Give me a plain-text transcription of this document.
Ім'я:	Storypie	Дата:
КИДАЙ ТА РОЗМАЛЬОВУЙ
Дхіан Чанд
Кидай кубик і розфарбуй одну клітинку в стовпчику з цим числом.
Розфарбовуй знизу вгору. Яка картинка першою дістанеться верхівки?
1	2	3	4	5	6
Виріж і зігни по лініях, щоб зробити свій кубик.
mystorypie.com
++++++++++
Short problem >> Output each record exactly, leaving nothing out.

Completed task >>
Give me a plain-text transcription of this document.
Ім'я:	Storypie	Дата:
КИДАЙ ТА РОЗМАЛЬОВУЙ
Дхіан Чанд
Кидай кубик і розфарбуй одну клітинку в стовпчику з цим числом.
Розфарбовуй знизу вгору. Яка картинка першою дістанеться верхівки?
1	2	3	4	5	6
Виріж і зігни по лініях, щоб зробити свій кубик.
mystorypie.com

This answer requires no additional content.